Written problem.
Give back each entry unchanged, minus pictures.

The data.

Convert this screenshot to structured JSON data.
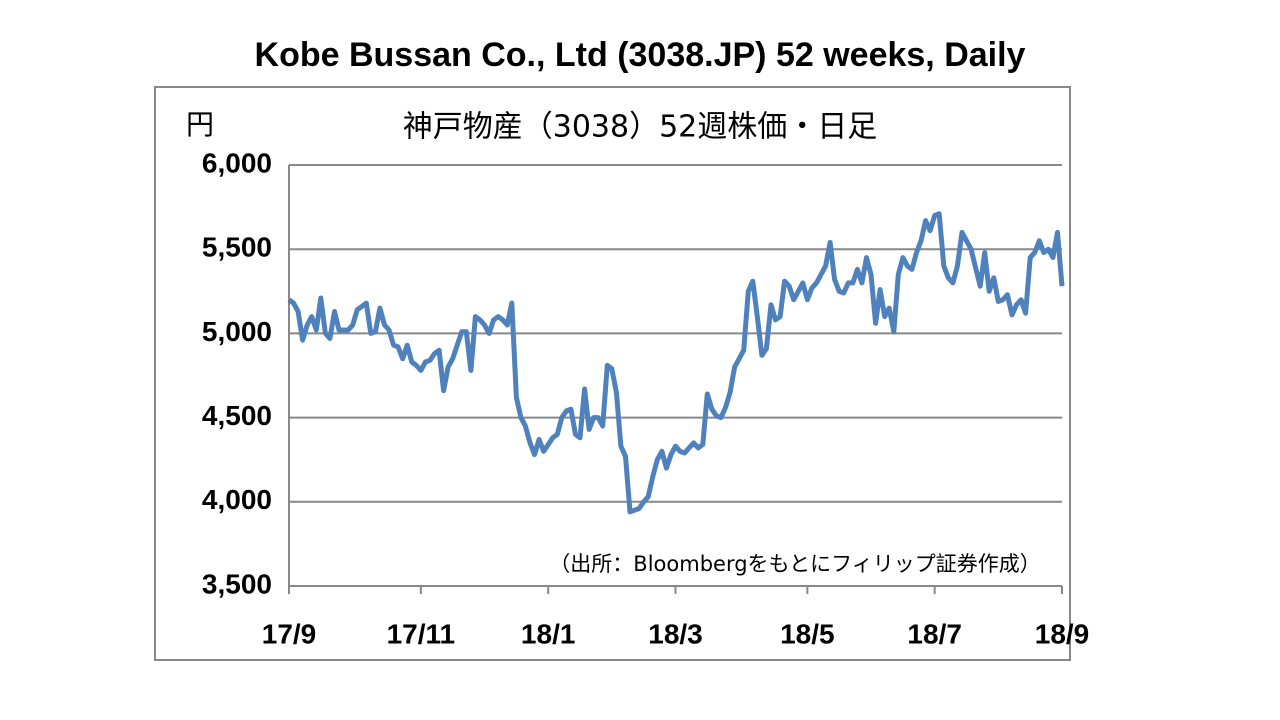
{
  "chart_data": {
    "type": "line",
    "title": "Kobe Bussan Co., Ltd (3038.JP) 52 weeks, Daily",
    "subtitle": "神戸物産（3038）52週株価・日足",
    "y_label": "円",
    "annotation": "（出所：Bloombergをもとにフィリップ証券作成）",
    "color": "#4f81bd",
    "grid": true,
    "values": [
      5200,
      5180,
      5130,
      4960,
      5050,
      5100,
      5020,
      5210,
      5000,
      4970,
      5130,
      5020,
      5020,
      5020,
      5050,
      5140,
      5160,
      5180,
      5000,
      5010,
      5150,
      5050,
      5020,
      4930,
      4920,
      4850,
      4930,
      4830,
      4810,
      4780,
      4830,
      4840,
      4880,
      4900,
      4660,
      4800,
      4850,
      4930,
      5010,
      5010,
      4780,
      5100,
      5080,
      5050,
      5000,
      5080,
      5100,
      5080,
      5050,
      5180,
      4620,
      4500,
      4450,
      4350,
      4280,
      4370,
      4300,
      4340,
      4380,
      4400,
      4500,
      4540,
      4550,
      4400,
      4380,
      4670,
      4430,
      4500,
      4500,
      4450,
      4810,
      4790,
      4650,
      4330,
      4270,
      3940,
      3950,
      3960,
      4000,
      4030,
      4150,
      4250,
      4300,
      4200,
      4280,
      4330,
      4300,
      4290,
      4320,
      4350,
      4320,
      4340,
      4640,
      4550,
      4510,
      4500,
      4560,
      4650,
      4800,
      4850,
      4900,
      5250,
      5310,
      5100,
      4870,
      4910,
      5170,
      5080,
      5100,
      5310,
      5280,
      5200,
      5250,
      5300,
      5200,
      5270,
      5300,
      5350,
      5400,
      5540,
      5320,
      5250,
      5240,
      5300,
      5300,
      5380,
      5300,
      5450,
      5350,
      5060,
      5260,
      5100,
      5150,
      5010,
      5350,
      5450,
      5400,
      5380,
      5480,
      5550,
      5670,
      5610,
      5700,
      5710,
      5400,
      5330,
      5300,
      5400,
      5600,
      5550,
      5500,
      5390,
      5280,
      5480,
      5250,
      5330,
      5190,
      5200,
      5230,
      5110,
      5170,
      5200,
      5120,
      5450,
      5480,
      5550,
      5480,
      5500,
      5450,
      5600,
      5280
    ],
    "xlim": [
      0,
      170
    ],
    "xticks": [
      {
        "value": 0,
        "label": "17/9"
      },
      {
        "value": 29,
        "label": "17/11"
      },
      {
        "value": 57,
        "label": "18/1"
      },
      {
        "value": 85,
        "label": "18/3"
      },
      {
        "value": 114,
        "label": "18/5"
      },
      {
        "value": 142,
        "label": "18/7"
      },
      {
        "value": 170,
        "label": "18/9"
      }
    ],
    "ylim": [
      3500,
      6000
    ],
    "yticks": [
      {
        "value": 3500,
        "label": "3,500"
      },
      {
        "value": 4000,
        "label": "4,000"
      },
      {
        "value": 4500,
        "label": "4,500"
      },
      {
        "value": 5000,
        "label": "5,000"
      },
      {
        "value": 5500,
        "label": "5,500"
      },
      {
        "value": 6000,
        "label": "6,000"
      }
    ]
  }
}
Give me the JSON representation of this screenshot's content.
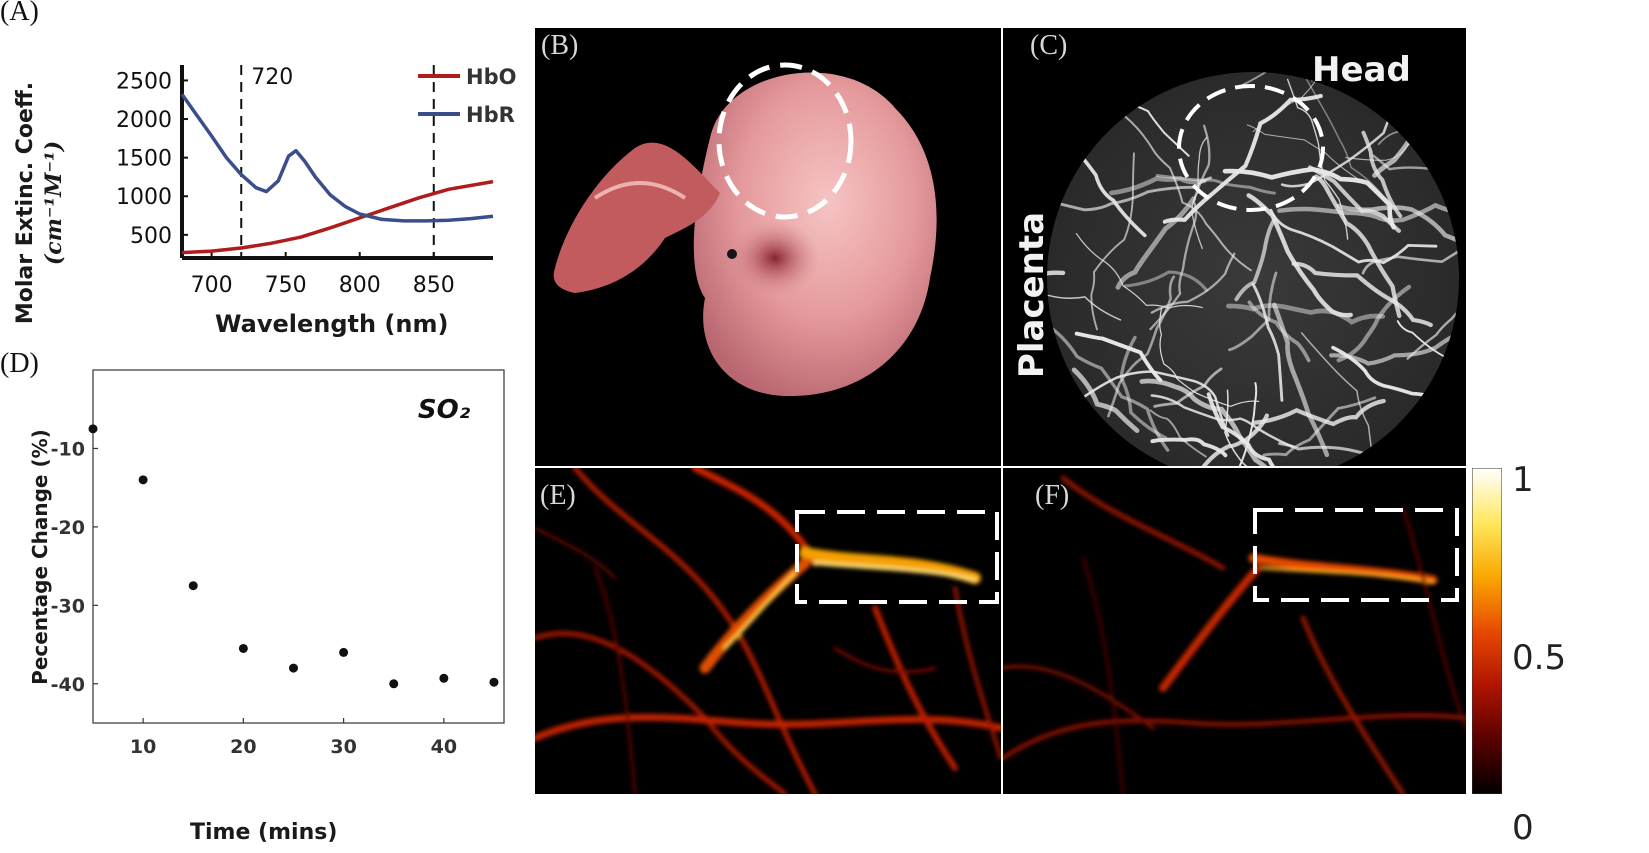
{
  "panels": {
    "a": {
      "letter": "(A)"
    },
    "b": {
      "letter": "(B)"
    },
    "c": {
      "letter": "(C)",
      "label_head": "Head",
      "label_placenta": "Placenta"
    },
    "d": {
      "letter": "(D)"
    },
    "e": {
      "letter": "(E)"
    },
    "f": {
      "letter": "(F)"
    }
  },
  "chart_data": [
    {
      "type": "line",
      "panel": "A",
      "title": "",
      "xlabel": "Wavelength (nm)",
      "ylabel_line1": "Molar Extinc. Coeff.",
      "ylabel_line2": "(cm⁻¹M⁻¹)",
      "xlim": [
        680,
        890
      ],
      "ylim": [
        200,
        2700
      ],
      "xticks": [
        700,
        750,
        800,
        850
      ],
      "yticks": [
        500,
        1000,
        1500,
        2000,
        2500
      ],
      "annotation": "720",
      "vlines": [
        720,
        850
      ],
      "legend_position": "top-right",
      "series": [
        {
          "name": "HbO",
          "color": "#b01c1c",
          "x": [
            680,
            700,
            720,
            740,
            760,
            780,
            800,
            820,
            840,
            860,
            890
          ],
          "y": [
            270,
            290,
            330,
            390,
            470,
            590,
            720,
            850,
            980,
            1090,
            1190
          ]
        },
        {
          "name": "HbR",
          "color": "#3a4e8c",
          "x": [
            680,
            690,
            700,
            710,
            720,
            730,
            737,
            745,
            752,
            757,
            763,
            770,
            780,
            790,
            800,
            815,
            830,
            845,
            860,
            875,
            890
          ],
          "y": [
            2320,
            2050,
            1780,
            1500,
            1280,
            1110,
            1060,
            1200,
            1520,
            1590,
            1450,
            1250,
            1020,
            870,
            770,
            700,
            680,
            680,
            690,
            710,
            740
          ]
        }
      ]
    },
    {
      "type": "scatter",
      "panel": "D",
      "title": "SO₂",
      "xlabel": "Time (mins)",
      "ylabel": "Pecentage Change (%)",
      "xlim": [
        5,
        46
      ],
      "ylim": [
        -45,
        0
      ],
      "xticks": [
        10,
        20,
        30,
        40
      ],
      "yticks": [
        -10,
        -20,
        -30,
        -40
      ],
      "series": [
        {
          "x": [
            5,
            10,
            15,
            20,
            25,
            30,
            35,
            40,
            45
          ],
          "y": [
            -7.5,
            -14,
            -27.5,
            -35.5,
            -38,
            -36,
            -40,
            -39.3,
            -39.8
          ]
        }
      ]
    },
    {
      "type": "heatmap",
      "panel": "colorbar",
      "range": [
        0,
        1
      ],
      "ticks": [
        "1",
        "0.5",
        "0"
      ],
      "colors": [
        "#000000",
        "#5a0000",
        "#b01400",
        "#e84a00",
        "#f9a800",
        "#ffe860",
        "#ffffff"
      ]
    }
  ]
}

Correct answer.
Convert this screenshot to structured JSON data.
{
  "chart_data": {
    "type": "line",
    "title": "Kobe Bussan Co., Ltd (3038.JP) 52 weeks, Daily",
    "subtitle": "神戸物産（3038）52週株価・日足",
    "y_label": "円",
    "annotation": "（出所：Bloombergをもとにフィリップ証券作成）",
    "color": "#4f81bd",
    "grid": true,
    "values": [
      5200,
      5180,
      5130,
      4960,
      5050,
      5100,
      5020,
      5210,
      5000,
      4970,
      5130,
      5020,
      5020,
      5020,
      5050,
      5140,
      5160,
      5180,
      5000,
      5010,
      5150,
      5050,
      5020,
      4930,
      4920,
      4850,
      4930,
      4830,
      4810,
      4780,
      4830,
      4840,
      4880,
      4900,
      4660,
      4800,
      4850,
      4930,
      5010,
      5010,
      4780,
      5100,
      5080,
      5050,
      5000,
      5080,
      5100,
      5080,
      5050,
      5180,
      4620,
      4500,
      4450,
      4350,
      4280,
      4370,
      4300,
      4340,
      4380,
      4400,
      4500,
      4540,
      4550,
      4400,
      4380,
      4670,
      4430,
      4500,
      4500,
      4450,
      4810,
      4790,
      4650,
      4330,
      4270,
      3940,
      3950,
      3960,
      4000,
      4030,
      4150,
      4250,
      4300,
      4200,
      4280,
      4330,
      4300,
      4290,
      4320,
      4350,
      4320,
      4340,
      4640,
      4550,
      4510,
      4500,
      4560,
      4650,
      4800,
      4850,
      4900,
      5250,
      5310,
      5100,
      4870,
      4910,
      5170,
      5080,
      5100,
      5310,
      5280,
      5200,
      5250,
      5300,
      5200,
      5270,
      5300,
      5350,
      5400,
      5540,
      5320,
      5250,
      5240,
      5300,
      5300,
      5380,
      5300,
      5450,
      5350,
      5060,
      5260,
      5100,
      5150,
      5010,
      5350,
      5450,
      5400,
      5380,
      5480,
      5550,
      5670,
      5610,
      5700,
      5710,
      5400,
      5330,
      5300,
      5400,
      5600,
      5550,
      5500,
      5390,
      5280,
      5480,
      5250,
      5330,
      5190,
      5200,
      5230,
      5110,
      5170,
      5200,
      5120,
      5450,
      5480,
      5550,
      5480,
      5500,
      5450,
      5600,
      5280
    ],
    "xlim": [
      0,
      170
    ],
    "xticks": [
      {
        "value": 0,
        "label": "17/9"
      },
      {
        "value": 29,
        "label": "17/11"
      },
      {
        "value": 57,
        "label": "18/1"
      },
      {
        "value": 85,
        "label": "18/3"
      },
      {
        "value": 114,
        "label": "18/5"
      },
      {
        "value": 142,
        "label": "18/7"
      },
      {
        "value": 170,
        "label": "18/9"
      }
    ],
    "ylim": [
      3500,
      6000
    ],
    "yticks": [
      {
        "value": 3500,
        "label": "3,500"
      },
      {
        "value": 4000,
        "label": "4,000"
      },
      {
        "value": 4500,
        "label": "4,500"
      },
      {
        "value": 5000,
        "label": "5,000"
      },
      {
        "value": 5500,
        "label": "5,500"
      },
      {
        "value": 6000,
        "label": "6,000"
      }
    ]
  }
}
Give me the JSON representation of this screenshot's content.
{
  "panels": {
    "a": {
      "letter": "(A)"
    },
    "b": {
      "letter": "(B)"
    },
    "c": {
      "letter": "(C)",
      "label_head": "Head",
      "label_placenta": "Placenta"
    },
    "d": {
      "letter": "(D)"
    },
    "e": {
      "letter": "(E)"
    },
    "f": {
      "letter": "(F)"
    }
  },
  "chart_data": [
    {
      "type": "line",
      "panel": "A",
      "title": "",
      "xlabel": "Wavelength (nm)",
      "ylabel_line1": "Molar Extinc. Coeff.",
      "ylabel_line2": "(cm⁻¹M⁻¹)",
      "xlim": [
        680,
        890
      ],
      "ylim": [
        200,
        2700
      ],
      "xticks": [
        700,
        750,
        800,
        850
      ],
      "yticks": [
        500,
        1000,
        1500,
        2000,
        2500
      ],
      "annotation": "720",
      "vlines": [
        720,
        850
      ],
      "legend_position": "top-right",
      "series": [
        {
          "name": "HbO",
          "color": "#b01c1c",
          "x": [
            680,
            700,
            720,
            740,
            760,
            780,
            800,
            820,
            840,
            860,
            890
          ],
          "y": [
            270,
            290,
            330,
            390,
            470,
            590,
            720,
            850,
            980,
            1090,
            1190
          ]
        },
        {
          "name": "HbR",
          "color": "#3a4e8c",
          "x": [
            680,
            690,
            700,
            710,
            720,
            730,
            737,
            745,
            752,
            757,
            763,
            770,
            780,
            790,
            800,
            815,
            830,
            845,
            860,
            875,
            890
          ],
          "y": [
            2320,
            2050,
            1780,
            1500,
            1280,
            1110,
            1060,
            1200,
            1520,
            1590,
            1450,
            1250,
            1020,
            870,
            770,
            700,
            680,
            680,
            690,
            710,
            740
          ]
        }
      ]
    },
    {
      "type": "scatter",
      "panel": "D",
      "title": "SO₂",
      "xlabel": "Time (mins)",
      "ylabel": "Pecentage Change (%)",
      "xlim": [
        5,
        46
      ],
      "ylim": [
        -45,
        0
      ],
      "xticks": [
        10,
        20,
        30,
        40
      ],
      "yticks": [
        -10,
        -20,
        -30,
        -40
      ],
      "series": [
        {
          "x": [
            5,
            10,
            15,
            20,
            25,
            30,
            35,
            40,
            45
          ],
          "y": [
            -7.5,
            -14,
            -27.5,
            -35.5,
            -38,
            -36,
            -40,
            -39.3,
            -39.8
          ]
        }
      ]
    },
    {
      "type": "heatmap",
      "panel": "colorbar",
      "range": [
        0,
        1
      ],
      "ticks": [
        "1",
        "0.5",
        "0"
      ],
      "colors": [
        "#000000",
        "#5a0000",
        "#b01400",
        "#e84a00",
        "#f9a800",
        "#ffe860",
        "#ffffff"
      ]
    }
  ]
}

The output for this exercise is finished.